→ Exercise directions:
Using the material below, copy every line where "STREET" appears.

(Extracted data entries)
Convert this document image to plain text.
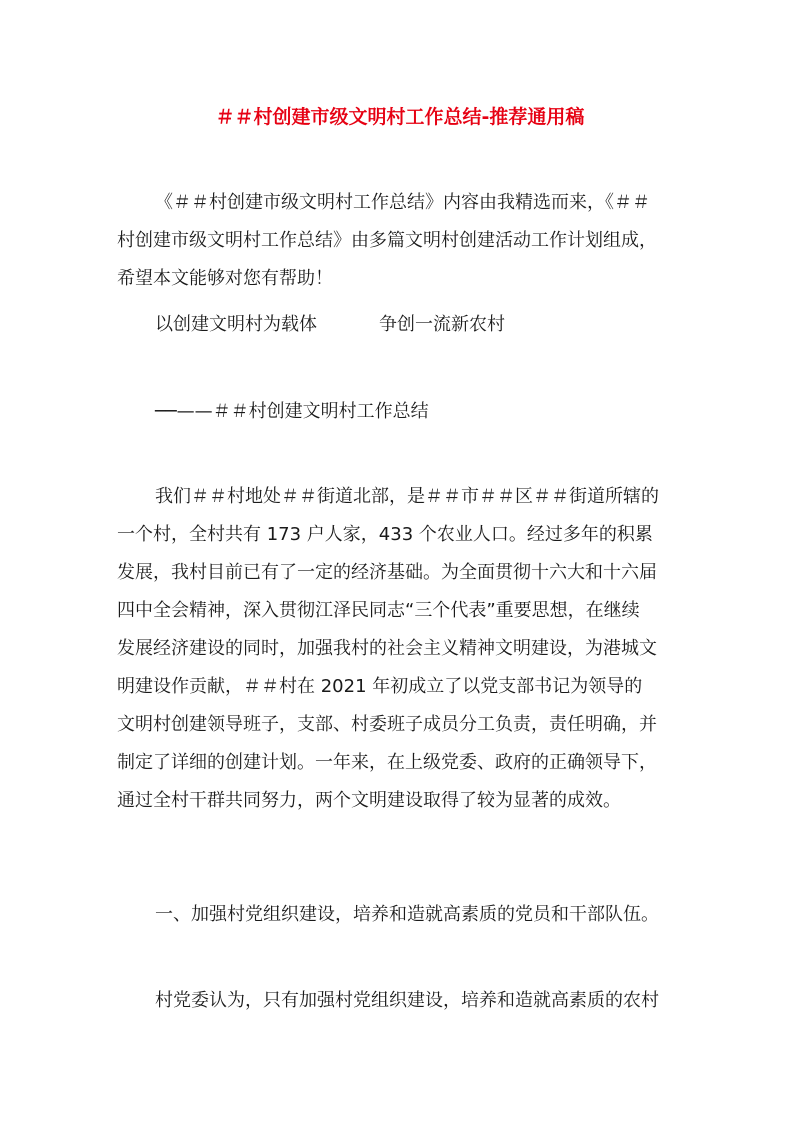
＃＃村创建市级文明村工作总结-推荐通用稿
《＃＃村创建市级文明村工作总结》内容由我精选而来，《＃＃
村创建市级文明村工作总结》由多篇文明村创建活动工作计划组成，
希望本文能够对您有帮助！
以创建文明村为载体	争创一流新农村
──——＃＃村创建文明村工作总结
我们＃＃村地处＃＃街道北部，是＃＃市＃＃区＃＃街道所辖的
一个村，全村共有 173 户人家，433 个农业人口。经过多年的积累
发展，我村目前已有了一定的经济基础。为全面贯彻十六大和十六届
四中全会精神，深入贯彻江泽民同志“三个代表”重要思想，在继续
发展经济建设的同时，加强我村的社会主义精神文明建设，为港城文
明建设作贡献，＃＃村在 2021 年初成立了以党支部书记为领导的
文明村创建领导班子，支部、村委班子成员分工负责，责任明确，并
制定了详细的创建计划。一年来，在上级党委、政府的正确领导下，
通过全村干群共同努力，两个文明建设取得了较为显著的成效。
一、加强村党组织建设，培养和造就高素质的党员和干部队伍。
村党委认为，只有加强村党组织建设，培养和造就高素质的农村
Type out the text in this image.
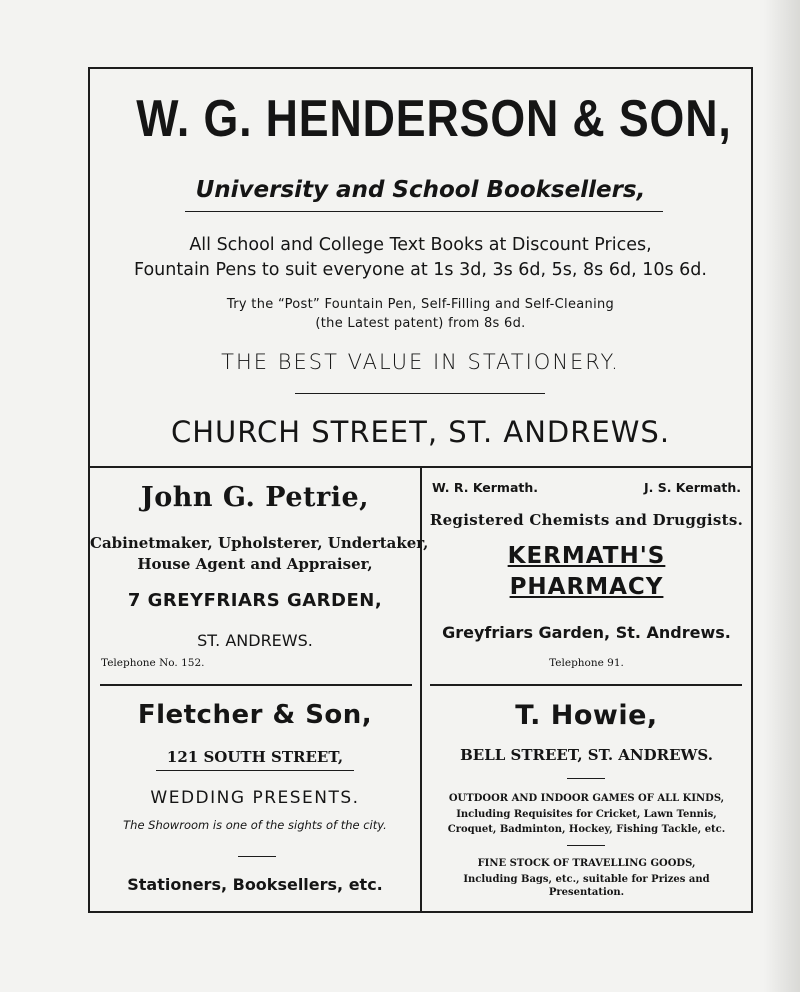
W. G. HENDERSON & SON,
University and School Booksellers,
All School and College Text Books at Discount Prices,
Fountain Pens to suit everyone at 1s 3d, 3s 6d, 5s, 8s 6d, 10s 6d.
Try the “Post” Fountain Pen, Self-Filling and Self-Cleaning
(the Latest patent) from 8s 6d.
THE BEST VALUE IN STATIONERY.
CHURCH STREET, ST. ANDREWS.
John G. Petrie,
Cabinetmaker, Upholsterer, Undertaker,
House Agent and Appraiser,
7 GREYFRIARS GARDEN,
ST. ANDREWS.
Telephone No. 152.
W. R. Kermath.	J. S. Kermath.
Registered Chemists and Druggists.
KERMATH'S
PHARMACY
Greyfriars Garden, St. Andrews.
Telephone 91.
Fletcher & Son,
121 SOUTH STREET,
WEDDING PRESENTS.
The Showroom is one of the sights of the city.
Stationers, Booksellers, etc.
T. Howie,
BELL STREET, ST. ANDREWS.
OUTDOOR AND INDOOR GAMES OF ALL KINDS,
Including Requisites for Cricket, Lawn Tennis,
Croquet, Badminton, Hockey, Fishing Tackle, etc.
FINE STOCK OF TRAVELLING GOODS,
Including Bags, etc., suitable for Prizes and
Presentation.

→ Output of the task:
CHURCH STREET, ST. ANDREWS.
121 SOUTH STREET,
BELL STREET, ST. ANDREWS.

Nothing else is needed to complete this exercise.